━━━ Extract provided
= The Anglican =

Former Anglican newspaper in Australia

The Anglican was a national Anglican newspaper based in Sydney, Australia, published from 1952 to 1970.

==Origins==

The Rt Rev Montagu Stone-Wigg retired as the first Bishop of New Guinea in 1908. He settled in Sydney, and established the Church Standard in 1912 as a strongly Anglo-Catholic church newspaper, but which was nevertheless the official newspaper of the Church of England in Australia, as the Anglican Church of Australia was then called. By 1952 the Church Standard was "ailing", and Bishop Moyes, the long-standing Bishop of Armidale encouraged the journalist Francis James to take it over and revive it.

==History==
James's renamed The Anglican expressly stated that in its masthead that it incorporated the Church Standard; a number of diocesan newspapers were closed to support its sale. The last editor of the Church Standard, W Basil Oliver, was briefly the first editor of The Anglican. James installed his wife, Joyce, as editor in 1954, although James, the publisher, was often described as the editor.

In 1957 James established the Anglican Press Ltd to print The Anglican and other publications. The Anglican Press went into receivership in 1960. This coincided with competition between Sir Frank Packer and Rupert Murdoch for the share of the suburban newspaper market. In turn that led to a notorious brawl at the Anglican Press between Clyde and Kerry Packer, on the one hand, and James and the journalist and former boxer Frank Browne, on the other. James and Browne were the victors.
━━━━━━
● **Aim 1**
Render the records from their first line through the line containing "99, 355, 114]" as a JSON list of strings, one string per line, with blank lines left out.
The article on The Anglican and the records that come next have separate, unrelated origins.
━━━ Data
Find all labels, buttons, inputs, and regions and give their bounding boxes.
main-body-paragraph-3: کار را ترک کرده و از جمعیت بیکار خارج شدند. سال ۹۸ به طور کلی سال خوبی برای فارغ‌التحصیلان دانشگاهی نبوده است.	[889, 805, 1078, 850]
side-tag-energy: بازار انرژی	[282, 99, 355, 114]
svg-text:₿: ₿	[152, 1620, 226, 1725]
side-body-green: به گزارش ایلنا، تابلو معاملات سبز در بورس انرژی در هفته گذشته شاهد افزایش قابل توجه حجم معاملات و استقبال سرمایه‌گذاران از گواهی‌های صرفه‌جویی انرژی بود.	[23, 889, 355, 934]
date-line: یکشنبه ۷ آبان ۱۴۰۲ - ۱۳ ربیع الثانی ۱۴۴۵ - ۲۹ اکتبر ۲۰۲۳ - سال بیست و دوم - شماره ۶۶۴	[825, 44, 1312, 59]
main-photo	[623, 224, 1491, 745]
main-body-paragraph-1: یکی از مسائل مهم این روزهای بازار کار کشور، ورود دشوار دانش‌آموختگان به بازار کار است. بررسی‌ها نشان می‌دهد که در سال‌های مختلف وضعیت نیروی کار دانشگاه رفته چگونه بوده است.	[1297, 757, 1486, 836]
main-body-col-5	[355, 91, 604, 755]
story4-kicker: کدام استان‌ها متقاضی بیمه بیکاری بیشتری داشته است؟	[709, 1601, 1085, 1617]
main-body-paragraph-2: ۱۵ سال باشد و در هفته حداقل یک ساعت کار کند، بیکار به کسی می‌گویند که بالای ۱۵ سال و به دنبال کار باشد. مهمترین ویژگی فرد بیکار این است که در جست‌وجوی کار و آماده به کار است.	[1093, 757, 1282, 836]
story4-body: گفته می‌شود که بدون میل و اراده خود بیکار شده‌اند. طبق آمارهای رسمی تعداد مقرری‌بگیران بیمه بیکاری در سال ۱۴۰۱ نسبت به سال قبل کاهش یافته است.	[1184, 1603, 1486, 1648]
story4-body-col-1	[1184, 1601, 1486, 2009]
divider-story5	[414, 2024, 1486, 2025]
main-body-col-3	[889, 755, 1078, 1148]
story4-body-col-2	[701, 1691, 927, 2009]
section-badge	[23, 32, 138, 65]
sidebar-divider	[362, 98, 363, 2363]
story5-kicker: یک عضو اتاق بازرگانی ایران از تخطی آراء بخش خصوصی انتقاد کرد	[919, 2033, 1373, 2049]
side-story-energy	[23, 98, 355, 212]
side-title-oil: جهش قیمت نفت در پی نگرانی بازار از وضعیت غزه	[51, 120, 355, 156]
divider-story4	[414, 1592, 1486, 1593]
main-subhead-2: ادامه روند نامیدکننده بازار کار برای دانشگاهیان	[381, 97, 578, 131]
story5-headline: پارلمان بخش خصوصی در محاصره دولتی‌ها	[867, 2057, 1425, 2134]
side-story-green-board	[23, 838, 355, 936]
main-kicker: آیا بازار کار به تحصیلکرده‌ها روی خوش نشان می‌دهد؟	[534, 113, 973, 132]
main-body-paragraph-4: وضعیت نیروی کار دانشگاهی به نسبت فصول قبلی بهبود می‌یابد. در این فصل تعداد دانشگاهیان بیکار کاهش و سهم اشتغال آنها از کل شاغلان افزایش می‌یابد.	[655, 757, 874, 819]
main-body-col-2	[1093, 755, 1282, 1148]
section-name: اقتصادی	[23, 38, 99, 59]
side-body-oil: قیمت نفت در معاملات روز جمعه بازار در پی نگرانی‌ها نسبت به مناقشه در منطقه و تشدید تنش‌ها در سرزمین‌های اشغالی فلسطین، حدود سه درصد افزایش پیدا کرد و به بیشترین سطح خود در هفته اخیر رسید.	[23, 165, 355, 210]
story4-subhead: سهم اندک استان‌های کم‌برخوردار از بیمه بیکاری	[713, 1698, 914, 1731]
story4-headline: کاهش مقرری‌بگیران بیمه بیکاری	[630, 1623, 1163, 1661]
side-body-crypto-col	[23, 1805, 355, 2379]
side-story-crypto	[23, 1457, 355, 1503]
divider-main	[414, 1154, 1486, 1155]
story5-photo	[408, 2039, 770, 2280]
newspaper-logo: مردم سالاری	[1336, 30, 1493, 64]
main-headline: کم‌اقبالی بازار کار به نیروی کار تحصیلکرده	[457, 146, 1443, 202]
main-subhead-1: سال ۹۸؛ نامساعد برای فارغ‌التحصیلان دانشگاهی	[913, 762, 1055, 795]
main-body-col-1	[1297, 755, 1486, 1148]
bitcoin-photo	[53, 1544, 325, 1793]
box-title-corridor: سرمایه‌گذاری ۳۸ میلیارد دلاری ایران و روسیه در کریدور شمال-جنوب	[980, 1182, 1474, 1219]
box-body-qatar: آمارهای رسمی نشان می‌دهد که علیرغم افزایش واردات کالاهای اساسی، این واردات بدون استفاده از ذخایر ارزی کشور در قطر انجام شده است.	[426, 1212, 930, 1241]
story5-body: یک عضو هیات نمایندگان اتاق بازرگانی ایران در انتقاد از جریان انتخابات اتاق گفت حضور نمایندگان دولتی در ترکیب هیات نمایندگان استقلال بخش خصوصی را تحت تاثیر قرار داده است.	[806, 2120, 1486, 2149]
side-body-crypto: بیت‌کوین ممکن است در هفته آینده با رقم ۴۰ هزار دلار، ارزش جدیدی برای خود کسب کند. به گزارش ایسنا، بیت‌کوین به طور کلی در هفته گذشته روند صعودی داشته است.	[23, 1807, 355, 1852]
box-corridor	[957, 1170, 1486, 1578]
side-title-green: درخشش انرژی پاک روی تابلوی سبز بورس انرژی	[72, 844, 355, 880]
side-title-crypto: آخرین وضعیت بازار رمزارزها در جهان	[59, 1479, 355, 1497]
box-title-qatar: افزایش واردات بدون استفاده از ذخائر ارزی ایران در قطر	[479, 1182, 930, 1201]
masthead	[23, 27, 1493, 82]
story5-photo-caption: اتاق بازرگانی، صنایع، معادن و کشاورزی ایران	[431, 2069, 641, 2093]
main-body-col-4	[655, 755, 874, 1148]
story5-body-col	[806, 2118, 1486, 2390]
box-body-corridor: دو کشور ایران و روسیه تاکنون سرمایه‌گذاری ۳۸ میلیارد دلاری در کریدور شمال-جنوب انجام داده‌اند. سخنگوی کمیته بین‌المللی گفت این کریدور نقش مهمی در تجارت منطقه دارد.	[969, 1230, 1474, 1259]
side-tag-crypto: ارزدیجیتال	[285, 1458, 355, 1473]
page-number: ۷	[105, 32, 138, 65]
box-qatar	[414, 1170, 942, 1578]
━━━━━━
● **Aim 2**
Return the stretch of the article on The Anglican from "The Rt Rev Montagu" through "and revive it.", copied word for word.

● **Worked solution 1**
[
  "Find all labels, buttons, inputs, and regions and give their bounding boxes.",
  "main-body-paragraph-3: کار را ترک کرده و از جمعیت بیکار خارج شدند. سال ۹۸ به طور کلی سال خوبی برای فارغ‌التحصیلان دانشگاهی نبوده است.\t[889, 805, 1078, 850]",
  "side-tag-energy: بازار انرژی\t[282, 99, 355, 114]"
]

● **Worked solution 2**
The Rt Rev Montagu Stone-Wigg retired as the first Bishop of New Guinea in 1908. He settled in Sydney, and established the Church Standard in 1912 as a strongly Anglo-Catholic church newspaper, but which was nevertheless the official newspaper of the Church of England in Australia, as the Anglican Church of Australia was then called. By 1952 the Church Standard was "ailing", and Bishop Moyes, the long-standing Bishop of Armidale encouraged the journalist Francis James to take it over and revive it.